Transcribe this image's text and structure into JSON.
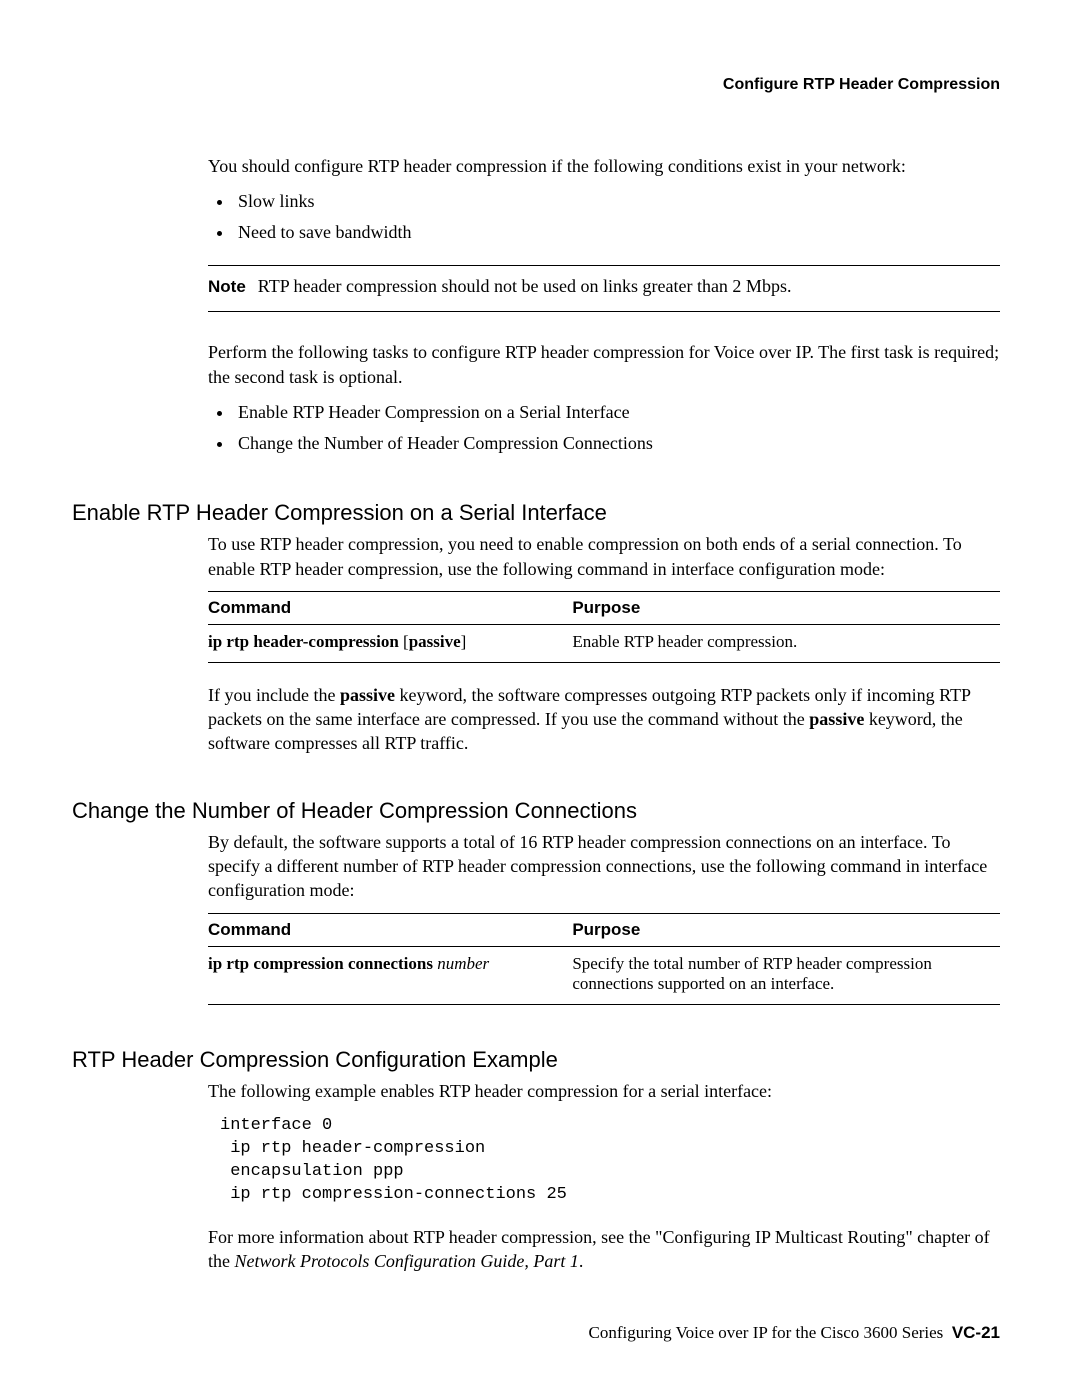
{
  "header": {
    "running_title": "Configure RTP Header Compression"
  },
  "intro": {
    "lead": "You should configure RTP header compression if the following conditions exist in your network:",
    "bullets": [
      "Slow links",
      "Need to save bandwidth"
    ]
  },
  "note": {
    "label": "Note",
    "text": "RTP header compression should not be used on links greater than 2 Mbps."
  },
  "tasks": {
    "lead": "Perform the following tasks to configure RTP header compression for Voice over IP. The first task is required; the second task is optional.",
    "bullets": [
      "Enable RTP Header Compression on a Serial Interface",
      "Change the Number of Header Compression Connections"
    ]
  },
  "section1": {
    "heading": "Enable RTP Header Compression on a Serial Interface",
    "body1": "To use RTP header compression, you need to enable compression on both ends of a serial connection. To enable RTP header compression, use the following command in interface configuration mode:",
    "table": {
      "h_command": "Command",
      "h_purpose": "Purpose",
      "cmd_bold": "ip rtp header-compression",
      "cmd_opt": " [",
      "cmd_opt_kw": "passive",
      "cmd_opt_close": "]",
      "purpose": "Enable RTP header compression."
    },
    "body2a": "If you include the ",
    "body2_kw1": "passive",
    "body2b": " keyword, the software compresses outgoing RTP packets only if incoming RTP packets on the same interface are compressed. If you use the command without the ",
    "body2_kw2": "passive",
    "body2c": " keyword, the software compresses all RTP traffic."
  },
  "section2": {
    "heading": "Change the Number of Header Compression Connections",
    "body1": "By default, the software supports a total of 16 RTP header compression connections on an interface. To specify a different number of RTP header compression connections, use the following command in interface configuration mode:",
    "table": {
      "h_command": "Command",
      "h_purpose": "Purpose",
      "cmd_bold": "ip rtp compression connections",
      "cmd_arg": " number",
      "purpose": "Specify the total number of RTP header compression connections supported on an interface."
    }
  },
  "section3": {
    "heading": "RTP Header Compression Configuration Example",
    "body1": "The following example enables RTP header compression for a serial interface:",
    "code": "interface 0\n ip rtp header-compression\n encapsulation ppp\n ip rtp compression-connections 25",
    "body2a": "For more information about RTP header compression, see the \"Configuring IP Multicast Routing\" chapter of the ",
    "body2_em": "Network Protocols Configuration Guide, Part 1",
    "body2b": "."
  },
  "footer": {
    "title": "Configuring Voice over IP for the Cisco 3600 Series",
    "page": "VC-21"
  }
}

++++++++++++++++++++

- **Given request**: Exactly reproduce the entries above, minus the pictures.

- **Final result**:
Transcribe this image's text and structure into JSON.
{
  "header": {
    "running_title": "Configure RTP Header Compression"
  },
  "intro": {
    "lead": "You should configure RTP header compression if the following conditions exist in your network:",
    "bullets": [
      "Slow links",
      "Need to save bandwidth"
    ]
  },
  "note": {
    "label": "Note",
    "text": "RTP header compression should not be used on links greater than 2 Mbps."
  },
  "tasks": {
    "lead": "Perform the following tasks to configure RTP header compression for Voice over IP. The first task is required; the second task is optional.",
    "bullets": [
      "Enable RTP Header Compression on a Serial Interface",
      "Change the Number of Header Compression Connections"
    ]
  },
  "section1": {
    "heading": "Enable RTP Header Compression on a Serial Interface",
    "body1": "To use RTP header compression, you need to enable compression on both ends of a serial connection. To enable RTP header compression, use the following command in interface configuration mode:",
    "table": {
      "h_command": "Command",
      "h_purpose": "Purpose",
      "cmd_bold": "ip rtp header-compression",
      "cmd_opt": " [",
      "cmd_opt_kw": "passive",
      "cmd_opt_close": "]",
      "purpose": "Enable RTP header compression."
    },
    "body2a": "If you include the ",
    "body2_kw1": "passive",
    "body2b": " keyword, the software compresses outgoing RTP packets only if incoming RTP packets on the same interface are compressed. If you use the command without the ",
    "body2_kw2": "passive",
    "body2c": " keyword, the software compresses all RTP traffic."
  },
  "section2": {
    "heading": "Change the Number of Header Compression Connections",
    "body1": "By default, the software supports a total of 16 RTP header compression connections on an interface. To specify a different number of RTP header compression connections, use the following command in interface configuration mode:",
    "table": {
      "h_command": "Command",
      "h_purpose": "Purpose",
      "cmd_bold": "ip rtp compression connections",
      "cmd_arg": " number",
      "purpose": "Specify the total number of RTP header compression connections supported on an interface."
    }
  },
  "section3": {
    "heading": "RTP Header Compression Configuration Example",
    "body1": "The following example enables RTP header compression for a serial interface:",
    "code": "interface 0\n ip rtp header-compression\n encapsulation ppp\n ip rtp compression-connections 25",
    "body2a": "For more information about RTP header compression, see the \"Configuring IP Multicast Routing\" chapter of the ",
    "body2_em": "Network Protocols Configuration Guide, Part 1",
    "body2b": "."
  },
  "footer": {
    "title": "Configuring Voice over IP for the Cisco 3600 Series",
    "page": "VC-21"
  }
}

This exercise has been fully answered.